Extracted information:
++++++++
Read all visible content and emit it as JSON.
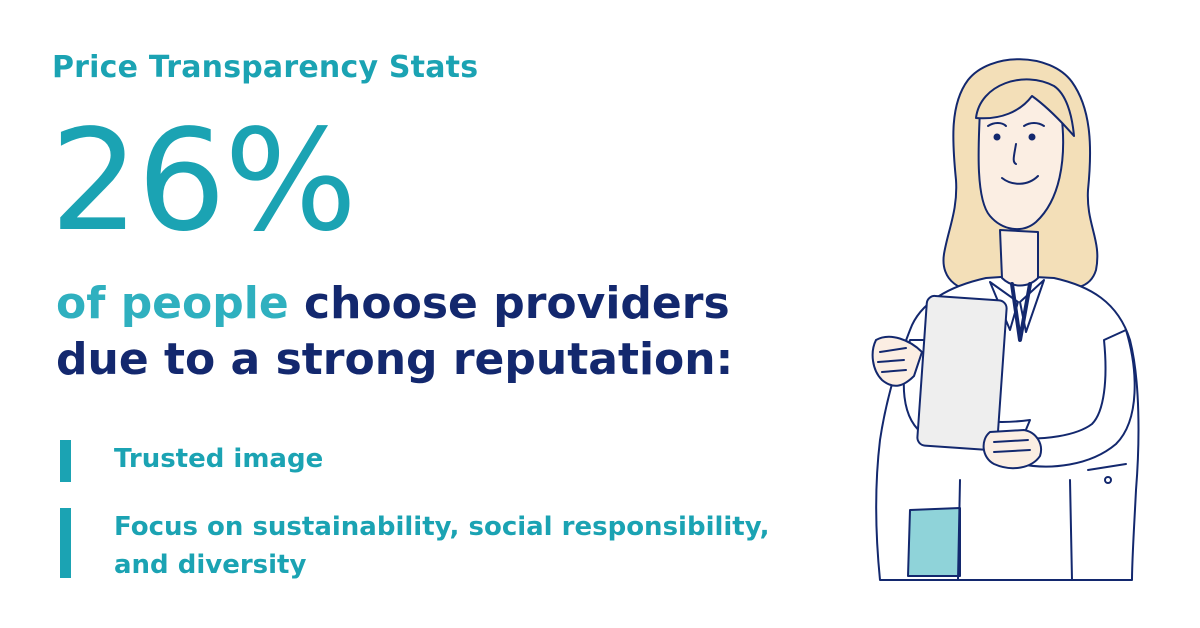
{
  "header": {
    "kicker": "Price Transparency Stats"
  },
  "stat": {
    "value": "26%"
  },
  "headline": {
    "accent": "of people",
    "rest": " choose providers due to a strong reputation:"
  },
  "bullets": [
    {
      "text": "Trusted image"
    },
    {
      "text": "Focus on sustainability, social responsibility, and diversity"
    }
  ],
  "illustration": {
    "icon": "doctor-with-tablet-illustration"
  },
  "colors": {
    "teal": "#1ba3b3",
    "teal_light": "#2fb0bf",
    "navy": "#13286e",
    "hair": "#f3dfb8",
    "skin": "#fbeee3",
    "scrubs": "#8fd3d9",
    "tablet": "#eeeeee"
  }
}
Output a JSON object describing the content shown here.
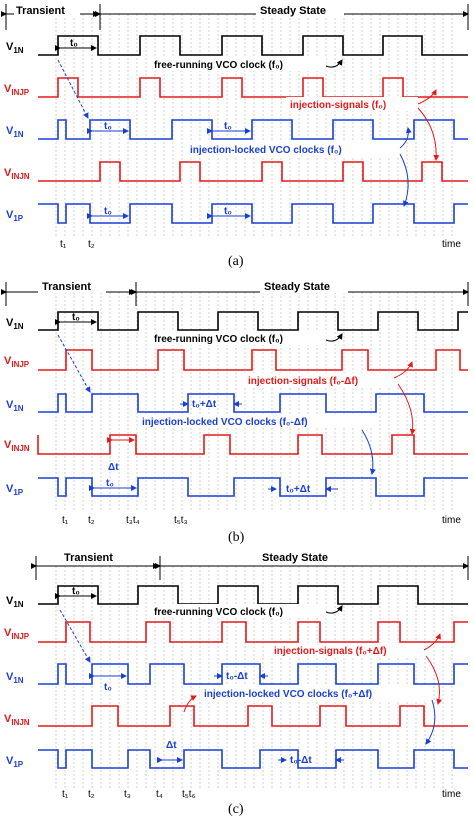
{
  "panels": [
    {
      "caption": "(a)",
      "header": {
        "left": "Transient",
        "right": "Steady State"
      },
      "signals": [
        {
          "label": "V",
          "sub": "1N",
          "color": "#000000"
        },
        {
          "label": "V",
          "sub": "INJP",
          "color": "#e41a1a"
        },
        {
          "label": "V",
          "sub": "1N",
          "color": "#1a3fd6"
        },
        {
          "label": "V",
          "sub": "INJN",
          "color": "#e41a1a"
        },
        {
          "label": "V",
          "sub": "1P",
          "color": "#1a3fd6"
        }
      ],
      "annotations": {
        "free_running": "free-running VCO clock (f₀)",
        "injection_signals": "injection-signals (f₀)",
        "locked": "injection-locked VCO clocks (f₀)",
        "period": "t₀"
      },
      "x_ticks": [
        "t₁",
        "t₂"
      ],
      "x_axis_label": "time"
    },
    {
      "caption": "(b)",
      "header": {
        "left": "Transient",
        "right": "Steady State"
      },
      "signals": [
        {
          "label": "V",
          "sub": "1N",
          "color": "#000000"
        },
        {
          "label": "V",
          "sub": "INJP",
          "color": "#e41a1a"
        },
        {
          "label": "V",
          "sub": "1N",
          "color": "#1a3fd6"
        },
        {
          "label": "V",
          "sub": "INJN",
          "color": "#e41a1a"
        },
        {
          "label": "V",
          "sub": "1P",
          "color": "#1a3fd6"
        }
      ],
      "annotations": {
        "free_running": "free-running VCO clock (f₀)",
        "injection_signals": "injection-signals (f₀-Δf)",
        "locked": "injection-locked VCO clocks (f₀-Δf)",
        "period": "t₀",
        "period_shift": "t₀+Δt",
        "delta": "Δt"
      },
      "x_ticks": [
        "t₁",
        "t₂",
        "t₃t₄",
        "t₅t₃"
      ],
      "x_axis_label": "time"
    },
    {
      "caption": "(c)",
      "header": {
        "left": "Transient",
        "right": "Steady State"
      },
      "signals": [
        {
          "label": "V",
          "sub": "1N",
          "color": "#000000"
        },
        {
          "label": "V",
          "sub": "INJP",
          "color": "#e41a1a"
        },
        {
          "label": "V",
          "sub": "1N",
          "color": "#1a3fd6"
        },
        {
          "label": "V",
          "sub": "INJN",
          "color": "#e41a1a"
        },
        {
          "label": "V",
          "sub": "1P",
          "color": "#1a3fd6"
        }
      ],
      "annotations": {
        "free_running": "free-running VCO clock (f₀)",
        "injection_signals": "injection-signals (f₀+Δf)",
        "locked": "injection-locked VCO clocks (f₀+Δf)",
        "period": "t₀",
        "period_shift": "t₀-Δt",
        "delta": "Δt"
      },
      "x_ticks": [
        "t₁",
        "t₂",
        "t₃",
        "t₄",
        "t₅t₆"
      ],
      "x_axis_label": "time"
    }
  ]
}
++++++++
Task:
Copy the material above exactly and drop the pictures.

Exercise answer:
Read all visible content and emit it as JSON.
{
  "header": {
    "kicker": "Price Transparency Stats"
  },
  "stat": {
    "value": "26%"
  },
  "headline": {
    "accent": "of people",
    "rest": " choose providers due to a strong reputation:"
  },
  "bullets": [
    {
      "text": "Trusted image"
    },
    {
      "text": "Focus on sustainability, social responsibility, and diversity"
    }
  ],
  "illustration": {
    "icon": "doctor-with-tablet-illustration"
  },
  "colors": {
    "teal": "#1ba3b3",
    "teal_light": "#2fb0bf",
    "navy": "#13286e",
    "hair": "#f3dfb8",
    "skin": "#fbeee3",
    "scrubs": "#8fd3d9",
    "tablet": "#eeeeee"
  }
}
Output a JSON object describing the content shown here.
{
  "panels": [
    {
      "caption": "(a)",
      "header": {
        "left": "Transient",
        "right": "Steady State"
      },
      "signals": [
        {
          "label": "V",
          "sub": "1N",
          "color": "#000000"
        },
        {
          "label": "V",
          "sub": "INJP",
          "color": "#e41a1a"
        },
        {
          "label": "V",
          "sub": "1N",
          "color": "#1a3fd6"
        },
        {
          "label": "V",
          "sub": "INJN",
          "color": "#e41a1a"
        },
        {
          "label": "V",
          "sub": "1P",
          "color": "#1a3fd6"
        }
      ],
      "annotations": {
        "free_running": "free-running VCO clock (f₀)",
        "injection_signals": "injection-signals (f₀)",
        "locked": "injection-locked VCO clocks (f₀)",
        "period": "t₀"
      },
      "x_ticks": [
        "t₁",
        "t₂"
      ],
      "x_axis_label": "time"
    },
    {
      "caption": "(b)",
      "header": {
        "left": "Transient",
        "right": "Steady State"
      },
      "signals": [
        {
          "label": "V",
          "sub": "1N",
          "color": "#000000"
        },
        {
          "label": "V",
          "sub": "INJP",
          "color": "#e41a1a"
        },
        {
          "label": "V",
          "sub": "1N",
          "color": "#1a3fd6"
        },
        {
          "label": "V",
          "sub": "INJN",
          "color": "#e41a1a"
        },
        {
          "label": "V",
          "sub": "1P",
          "color": "#1a3fd6"
        }
      ],
      "annotations": {
        "free_running": "free-running VCO clock (f₀)",
        "injection_signals": "injection-signals (f₀-Δf)",
        "locked": "injection-locked VCO clocks (f₀-Δf)",
        "period": "t₀",
        "period_shift": "t₀+Δt",
        "delta": "Δt"
      },
      "x_ticks": [
        "t₁",
        "t₂",
        "t₃t₄",
        "t₅t₃"
      ],
      "x_axis_label": "time"
    },
    {
      "caption": "(c)",
      "header": {
        "left": "Transient",
        "right": "Steady State"
      },
      "signals": [
        {
          "label": "V",
          "sub": "1N",
          "color": "#000000"
        },
        {
          "label": "V",
          "sub": "INJP",
          "color": "#e41a1a"
        },
        {
          "label": "V",
          "sub": "1N",
          "color": "#1a3fd6"
        },
        {
          "label": "V",
          "sub": "INJN",
          "color": "#e41a1a"
        },
        {
          "label": "V",
          "sub": "1P",
          "color": "#1a3fd6"
        }
      ],
      "annotations": {
        "free_running": "free-running VCO clock (f₀)",
        "injection_signals": "injection-signals (f₀+Δf)",
        "locked": "injection-locked VCO clocks (f₀+Δf)",
        "period": "t₀",
        "period_shift": "t₀-Δt",
        "delta": "Δt"
      },
      "x_ticks": [
        "t₁",
        "t₂",
        "t₃",
        "t₄",
        "t₅t₆"
      ],
      "x_axis_label": "time"
    }
  ]
}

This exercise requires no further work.